### Set problem
Return the complete listing that follows, with each line reproduced exactly.
##### Material #####
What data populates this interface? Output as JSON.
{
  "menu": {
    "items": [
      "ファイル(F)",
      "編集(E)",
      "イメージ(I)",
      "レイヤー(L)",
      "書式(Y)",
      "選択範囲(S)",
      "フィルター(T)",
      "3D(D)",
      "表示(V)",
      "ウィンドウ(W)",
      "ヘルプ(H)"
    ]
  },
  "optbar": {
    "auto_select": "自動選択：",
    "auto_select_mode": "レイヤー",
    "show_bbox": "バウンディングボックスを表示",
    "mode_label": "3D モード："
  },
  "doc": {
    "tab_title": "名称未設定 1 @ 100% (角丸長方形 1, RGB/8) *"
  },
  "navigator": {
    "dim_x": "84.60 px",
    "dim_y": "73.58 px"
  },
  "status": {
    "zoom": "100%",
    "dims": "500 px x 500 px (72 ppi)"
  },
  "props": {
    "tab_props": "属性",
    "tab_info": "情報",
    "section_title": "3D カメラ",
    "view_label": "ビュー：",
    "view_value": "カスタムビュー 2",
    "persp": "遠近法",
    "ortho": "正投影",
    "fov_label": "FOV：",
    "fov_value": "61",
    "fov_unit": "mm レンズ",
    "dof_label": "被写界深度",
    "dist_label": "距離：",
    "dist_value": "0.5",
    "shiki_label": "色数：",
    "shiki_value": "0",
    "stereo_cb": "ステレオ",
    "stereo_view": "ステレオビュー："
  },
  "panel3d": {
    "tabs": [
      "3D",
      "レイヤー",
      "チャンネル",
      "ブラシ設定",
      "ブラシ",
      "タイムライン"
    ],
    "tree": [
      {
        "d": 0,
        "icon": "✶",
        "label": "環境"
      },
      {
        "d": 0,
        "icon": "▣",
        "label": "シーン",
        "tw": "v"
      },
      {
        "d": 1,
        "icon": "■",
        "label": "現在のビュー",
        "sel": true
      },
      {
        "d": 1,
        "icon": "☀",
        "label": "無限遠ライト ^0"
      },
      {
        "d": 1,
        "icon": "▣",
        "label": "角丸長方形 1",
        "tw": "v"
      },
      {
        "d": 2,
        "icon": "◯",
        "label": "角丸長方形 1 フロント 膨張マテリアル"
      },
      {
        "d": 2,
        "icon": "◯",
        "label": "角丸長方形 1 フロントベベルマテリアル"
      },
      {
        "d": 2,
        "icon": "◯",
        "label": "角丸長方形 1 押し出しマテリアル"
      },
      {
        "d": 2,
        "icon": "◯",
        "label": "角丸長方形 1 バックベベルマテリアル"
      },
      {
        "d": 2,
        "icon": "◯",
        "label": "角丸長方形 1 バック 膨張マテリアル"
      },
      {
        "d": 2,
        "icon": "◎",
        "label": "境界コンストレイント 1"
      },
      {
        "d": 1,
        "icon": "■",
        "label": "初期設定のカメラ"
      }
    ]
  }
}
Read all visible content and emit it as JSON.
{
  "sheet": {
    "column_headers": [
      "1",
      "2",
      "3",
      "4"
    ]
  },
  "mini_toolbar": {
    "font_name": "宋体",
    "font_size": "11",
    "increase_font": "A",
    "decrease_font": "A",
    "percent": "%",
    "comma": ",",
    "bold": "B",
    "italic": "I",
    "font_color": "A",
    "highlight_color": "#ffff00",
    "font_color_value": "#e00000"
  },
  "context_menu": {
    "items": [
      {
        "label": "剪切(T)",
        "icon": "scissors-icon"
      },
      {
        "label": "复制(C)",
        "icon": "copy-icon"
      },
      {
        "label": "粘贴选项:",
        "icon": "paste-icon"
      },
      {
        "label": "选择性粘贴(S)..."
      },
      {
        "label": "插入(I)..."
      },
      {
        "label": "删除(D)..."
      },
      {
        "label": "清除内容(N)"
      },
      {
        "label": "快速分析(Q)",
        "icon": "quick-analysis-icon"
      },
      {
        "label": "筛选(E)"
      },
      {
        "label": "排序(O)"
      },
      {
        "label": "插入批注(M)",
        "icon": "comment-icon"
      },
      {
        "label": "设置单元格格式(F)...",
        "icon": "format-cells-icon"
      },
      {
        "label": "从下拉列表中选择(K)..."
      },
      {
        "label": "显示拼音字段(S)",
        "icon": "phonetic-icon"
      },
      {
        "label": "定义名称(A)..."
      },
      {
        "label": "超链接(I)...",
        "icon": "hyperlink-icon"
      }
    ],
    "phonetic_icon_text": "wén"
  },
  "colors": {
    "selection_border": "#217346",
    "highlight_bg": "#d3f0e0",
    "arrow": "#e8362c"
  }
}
#####
### Solution
What data populates this interface? Output as JSON.
{
  "menu": {
    "items": [
      "ファイル(F)",
      "編集(E)",
      "イメージ(I)",
      "レイヤー(L)",
      "書式(Y)",
      "選択範囲(S)",
      "フィルター(T)",
      "3D(D)",
      "表示(V)",
      "ウィンドウ(W)",
      "ヘルプ(H)"
    ]
  },
  "optbar": {
    "auto_select": "自動選択：",
    "auto_select_mode": "レイヤー",
    "show_bbox": "バウンディングボックスを表示",
    "mode_label": "3D モード："
  },
  "doc": {
    "tab_title": "名称未設定 1 @ 100% (角丸長方形 1, RGB/8) *"
  },
  "navigator": {
    "dim_x": "84.60 px",
    "dim_y": "73.58 px"
  },
  "status": {
    "zoom": "100%",
    "dims": "500 px x 500 px (72 ppi)"
  },
  "props": {
    "tab_props": "属性",
    "tab_info": "情報",
    "section_title": "3D カメラ",
    "view_label": "ビュー：",
    "view_value": "カスタムビュー 2",
    "persp": "遠近法",
    "ortho": "正投影",
    "fov_label": "FOV：",
    "fov_value": "61",
    "fov_unit": "mm レンズ",
    "dof_label": "被写界深度",
    "dist_label": "距離：",
    "dist_value": "0.5",
    "shiki_label": "色数：",
    "shiki_value": "0",
    "stereo_cb": "ステレオ",
    "stereo_view": "ステレオビュー："
  },
  "panel3d": {
    "tabs": [
      "3D",
      "レイヤー",
      "チャンネル",
      "ブラシ設定",
      "ブラシ",
      "タイムライン"
    ],
    "tree": [
      {
        "d": 0,
        "icon": "✶",
        "label": "環境"
      },
      {
        "d": 0,
        "icon": "▣",
        "label": "シーン",
        "tw": "v"
      },
      {
        "d": 1,
        "icon": "■",
        "label": "現在のビュー",
        "sel": true
      },
      {
        "d": 1,
        "icon": "☀",
        "label": "無限遠ライト ^0"
      },
      {
        "d": 1,
        "icon": "▣",
        "label": "角丸長方形 1",
        "tw": "v"
      },
      {
        "d": 2,
        "icon": "◯",
        "label": "角丸長方形 1 フロント 膨張マテリアル"
      },
      {
        "d": 2,
        "icon": "◯",
        "label": "角丸長方形 1 フロントベベルマテリアル"
      },
      {
        "d": 2,
        "icon": "◯",
        "label": "角丸長方形 1 押し出しマテリアル"
      },
      {
        "d": 2,
        "icon": "◯",
        "label": "角丸長方形 1 バックベベルマテリアル"
      },
      {
        "d": 2,
        "icon": "◯",
        "label": "角丸長方形 1 バック 膨張マテリアル"
      },
      {
        "d": 2,
        "icon": "◎",
        "label": "境界コンストレイント 1"
      },
      {
        "d": 1,
        "icon": "■",
        "label": "初期設定のカメラ"
      }
    ]
  }
}
Read all visible content and emit it as JSON.
{
  "sheet": {
    "column_headers": [
      "1",
      "2",
      "3",
      "4"
    ]
  },
  "mini_toolbar": {
    "font_name": "宋体",
    "font_size": "11",
    "increase_font": "A",
    "decrease_font": "A",
    "percent": "%",
    "comma": ",",
    "bold": "B",
    "italic": "I",
    "font_color": "A",
    "highlight_color": "#ffff00",
    "font_color_value": "#e00000"
  },
  "context_menu": {
    "items": [
      {
        "label": "剪切(T)",
        "icon": "scissors-icon"
      },
      {
        "label": "复制(C)",
        "icon": "copy-icon"
      },
      {
        "label": "粘贴选项:",
        "icon": "paste-icon"
      },
      {
        "label": "选择性粘贴(S)..."
      },
      {
        "label": "插入(I)..."
      },
      {
        "label": "删除(D)..."
      },
      {
        "label": "清除内容(N)"
      },
      {
        "label": "快速分析(Q)",
        "icon": "quick-analysis-icon"
      },
      {
        "label": "筛选(E)"
      },
      {
        "label": "排序(O)"
      },
      {
        "label": "插入批注(M)",
        "icon": "comment-icon"
      },
      {
        "label": "设置单元格格式(F)...",
        "icon": "format-cells-icon"
      },
      {
        "label": "从下拉列表中选择(K)..."
      },
      {
        "label": "显示拼音字段(S)",
        "icon": "phonetic-icon"
      },
      {
        "label": "定义名称(A)..."
      },
      {
        "label": "超链接(I)...",
        "icon": "hyperlink-icon"
      }
    ],
    "phonetic_icon_text": "wén"
  },
  "colors": {
    "selection_border": "#217346",
    "highlight_bg": "#d3f0e0",
    "arrow": "#e8362c"
  }
}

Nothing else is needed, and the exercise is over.